INSTRUCTIONS FOR THE TASK — From the listing below, tally the lines that include "value". Return only the total.

──────────────────────────────

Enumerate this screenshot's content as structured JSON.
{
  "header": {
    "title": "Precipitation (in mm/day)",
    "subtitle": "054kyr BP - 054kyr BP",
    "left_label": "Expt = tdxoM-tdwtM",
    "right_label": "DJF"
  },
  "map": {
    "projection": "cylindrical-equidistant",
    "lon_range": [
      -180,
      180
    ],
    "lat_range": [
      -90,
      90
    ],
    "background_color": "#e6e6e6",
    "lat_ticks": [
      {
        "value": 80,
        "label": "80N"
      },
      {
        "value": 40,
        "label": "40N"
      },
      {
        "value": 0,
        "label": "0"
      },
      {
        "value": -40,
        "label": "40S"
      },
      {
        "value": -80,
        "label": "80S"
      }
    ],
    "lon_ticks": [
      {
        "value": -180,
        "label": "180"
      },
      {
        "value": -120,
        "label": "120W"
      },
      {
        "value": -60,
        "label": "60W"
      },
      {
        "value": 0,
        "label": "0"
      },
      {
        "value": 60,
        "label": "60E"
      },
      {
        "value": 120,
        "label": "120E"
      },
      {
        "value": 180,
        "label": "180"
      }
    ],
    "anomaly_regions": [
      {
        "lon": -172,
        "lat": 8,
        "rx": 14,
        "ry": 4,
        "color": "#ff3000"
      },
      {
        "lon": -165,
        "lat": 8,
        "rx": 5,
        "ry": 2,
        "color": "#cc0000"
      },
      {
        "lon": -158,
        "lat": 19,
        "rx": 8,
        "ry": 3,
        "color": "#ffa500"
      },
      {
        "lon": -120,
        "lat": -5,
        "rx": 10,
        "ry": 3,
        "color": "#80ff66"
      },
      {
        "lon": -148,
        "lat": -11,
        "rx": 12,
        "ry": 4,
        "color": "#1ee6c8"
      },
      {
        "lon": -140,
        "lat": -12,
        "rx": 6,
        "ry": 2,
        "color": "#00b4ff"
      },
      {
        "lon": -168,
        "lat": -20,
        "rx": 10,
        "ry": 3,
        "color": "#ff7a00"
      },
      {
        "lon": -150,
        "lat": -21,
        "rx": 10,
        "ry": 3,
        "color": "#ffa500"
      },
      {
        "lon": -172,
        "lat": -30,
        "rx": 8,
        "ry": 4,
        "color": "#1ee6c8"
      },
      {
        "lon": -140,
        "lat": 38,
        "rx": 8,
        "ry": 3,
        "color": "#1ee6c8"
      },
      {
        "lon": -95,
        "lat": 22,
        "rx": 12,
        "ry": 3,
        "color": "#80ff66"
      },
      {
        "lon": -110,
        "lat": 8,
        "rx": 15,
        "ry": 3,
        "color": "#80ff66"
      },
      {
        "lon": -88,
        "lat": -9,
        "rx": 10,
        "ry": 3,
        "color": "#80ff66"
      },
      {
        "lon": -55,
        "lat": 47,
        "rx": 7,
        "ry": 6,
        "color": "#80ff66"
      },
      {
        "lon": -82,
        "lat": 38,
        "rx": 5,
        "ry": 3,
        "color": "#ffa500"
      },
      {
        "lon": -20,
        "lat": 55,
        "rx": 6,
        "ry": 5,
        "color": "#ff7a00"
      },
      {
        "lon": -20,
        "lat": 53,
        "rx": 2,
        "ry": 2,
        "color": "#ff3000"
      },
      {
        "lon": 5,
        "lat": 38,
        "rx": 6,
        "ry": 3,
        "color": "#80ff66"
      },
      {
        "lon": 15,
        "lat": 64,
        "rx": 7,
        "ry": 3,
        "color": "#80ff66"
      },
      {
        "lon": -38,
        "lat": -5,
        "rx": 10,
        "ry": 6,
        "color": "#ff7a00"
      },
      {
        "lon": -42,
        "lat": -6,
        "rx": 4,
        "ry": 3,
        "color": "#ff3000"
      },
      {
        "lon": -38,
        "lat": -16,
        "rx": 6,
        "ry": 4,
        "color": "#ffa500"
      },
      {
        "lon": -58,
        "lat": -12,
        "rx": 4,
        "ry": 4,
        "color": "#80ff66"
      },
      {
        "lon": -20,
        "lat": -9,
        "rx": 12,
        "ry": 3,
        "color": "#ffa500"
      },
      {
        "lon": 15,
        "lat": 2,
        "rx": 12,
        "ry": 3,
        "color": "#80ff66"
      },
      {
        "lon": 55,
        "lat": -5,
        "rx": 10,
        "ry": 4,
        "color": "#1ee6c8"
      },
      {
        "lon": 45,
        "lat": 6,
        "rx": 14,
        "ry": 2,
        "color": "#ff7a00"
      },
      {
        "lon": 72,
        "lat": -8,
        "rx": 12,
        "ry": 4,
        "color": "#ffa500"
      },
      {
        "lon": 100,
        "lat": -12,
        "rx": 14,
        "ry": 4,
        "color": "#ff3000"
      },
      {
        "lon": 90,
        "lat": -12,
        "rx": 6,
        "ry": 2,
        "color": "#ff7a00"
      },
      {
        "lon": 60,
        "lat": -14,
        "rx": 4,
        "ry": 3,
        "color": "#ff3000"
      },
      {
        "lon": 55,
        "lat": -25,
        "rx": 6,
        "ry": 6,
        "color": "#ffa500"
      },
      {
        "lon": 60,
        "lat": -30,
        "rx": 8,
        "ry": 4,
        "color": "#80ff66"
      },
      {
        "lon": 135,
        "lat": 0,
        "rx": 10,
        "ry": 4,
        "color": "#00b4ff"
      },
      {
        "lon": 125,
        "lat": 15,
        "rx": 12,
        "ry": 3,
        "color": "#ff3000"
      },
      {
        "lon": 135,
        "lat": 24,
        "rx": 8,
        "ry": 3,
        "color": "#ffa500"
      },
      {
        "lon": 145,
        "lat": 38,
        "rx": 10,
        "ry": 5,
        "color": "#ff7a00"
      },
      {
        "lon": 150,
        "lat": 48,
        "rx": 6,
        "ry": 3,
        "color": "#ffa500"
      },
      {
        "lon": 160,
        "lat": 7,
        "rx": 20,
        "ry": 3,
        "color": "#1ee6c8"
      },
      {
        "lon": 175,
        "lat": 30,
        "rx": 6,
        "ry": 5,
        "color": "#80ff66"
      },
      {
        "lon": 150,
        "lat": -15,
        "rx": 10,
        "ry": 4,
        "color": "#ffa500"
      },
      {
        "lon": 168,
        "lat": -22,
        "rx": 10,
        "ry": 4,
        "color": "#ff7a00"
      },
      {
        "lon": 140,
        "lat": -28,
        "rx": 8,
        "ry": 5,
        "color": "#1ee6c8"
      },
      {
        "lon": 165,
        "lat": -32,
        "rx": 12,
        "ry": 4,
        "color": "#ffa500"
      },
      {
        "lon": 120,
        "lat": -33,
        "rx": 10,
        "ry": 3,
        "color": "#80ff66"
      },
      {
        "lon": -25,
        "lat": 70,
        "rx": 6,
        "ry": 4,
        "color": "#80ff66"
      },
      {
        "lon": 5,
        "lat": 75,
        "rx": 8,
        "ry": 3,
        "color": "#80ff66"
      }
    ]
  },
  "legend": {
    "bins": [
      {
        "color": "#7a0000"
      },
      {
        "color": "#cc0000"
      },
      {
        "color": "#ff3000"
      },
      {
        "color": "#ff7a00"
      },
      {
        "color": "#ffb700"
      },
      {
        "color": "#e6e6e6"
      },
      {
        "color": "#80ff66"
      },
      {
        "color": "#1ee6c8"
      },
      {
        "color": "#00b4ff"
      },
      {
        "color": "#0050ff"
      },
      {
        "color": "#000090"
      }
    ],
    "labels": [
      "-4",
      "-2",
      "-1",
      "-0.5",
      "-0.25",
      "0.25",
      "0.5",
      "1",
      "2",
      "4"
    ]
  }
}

──────────────────────────────

CORRECT RESPONSE — 12